■ Given exercise:
Retype the records below exactly as they appear.

■ Listed records:
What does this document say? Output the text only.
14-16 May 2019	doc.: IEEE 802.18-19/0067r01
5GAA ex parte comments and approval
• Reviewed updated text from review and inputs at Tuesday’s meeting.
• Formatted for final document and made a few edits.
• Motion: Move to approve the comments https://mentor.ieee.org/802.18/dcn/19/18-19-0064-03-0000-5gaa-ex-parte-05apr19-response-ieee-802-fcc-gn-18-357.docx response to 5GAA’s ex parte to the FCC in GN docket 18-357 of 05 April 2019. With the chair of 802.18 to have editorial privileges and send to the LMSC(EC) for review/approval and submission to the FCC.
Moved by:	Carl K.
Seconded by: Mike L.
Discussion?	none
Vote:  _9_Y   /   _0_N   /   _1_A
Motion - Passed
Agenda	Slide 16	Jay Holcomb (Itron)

■ Written answer:
What does this document say? Output the text only.
14-16 May 2019	doc.: IEEE 802.18-19/0067r01
5GAA ex parte comments and approval
• Reviewed updated text from review and inputs at Tuesday’s meeting.
• Formatted for final document and made a few edits.
• Motion: Move to approve the comments https://mentor.ieee.org/802.18/dcn/19/18-19-0064-03-0000-5gaa-ex-parte-05apr19-response-ieee-802-fcc-gn-18-357.docx response to 5GAA’s ex parte to the FCC in GN docket 18-357 of 05 April 2019. With the chair of 802.18 to have editorial privileges and send to the LMSC(EC) for review/approval and submission to the FCC.
Moved by:	Carl K.
Seconded by: Mike L.
Discussion?	none
Vote:  _9_Y   /   _0_N   /   _1_A
Motion - Passed
Agenda	Slide 16	Jay Holcomb (Itron)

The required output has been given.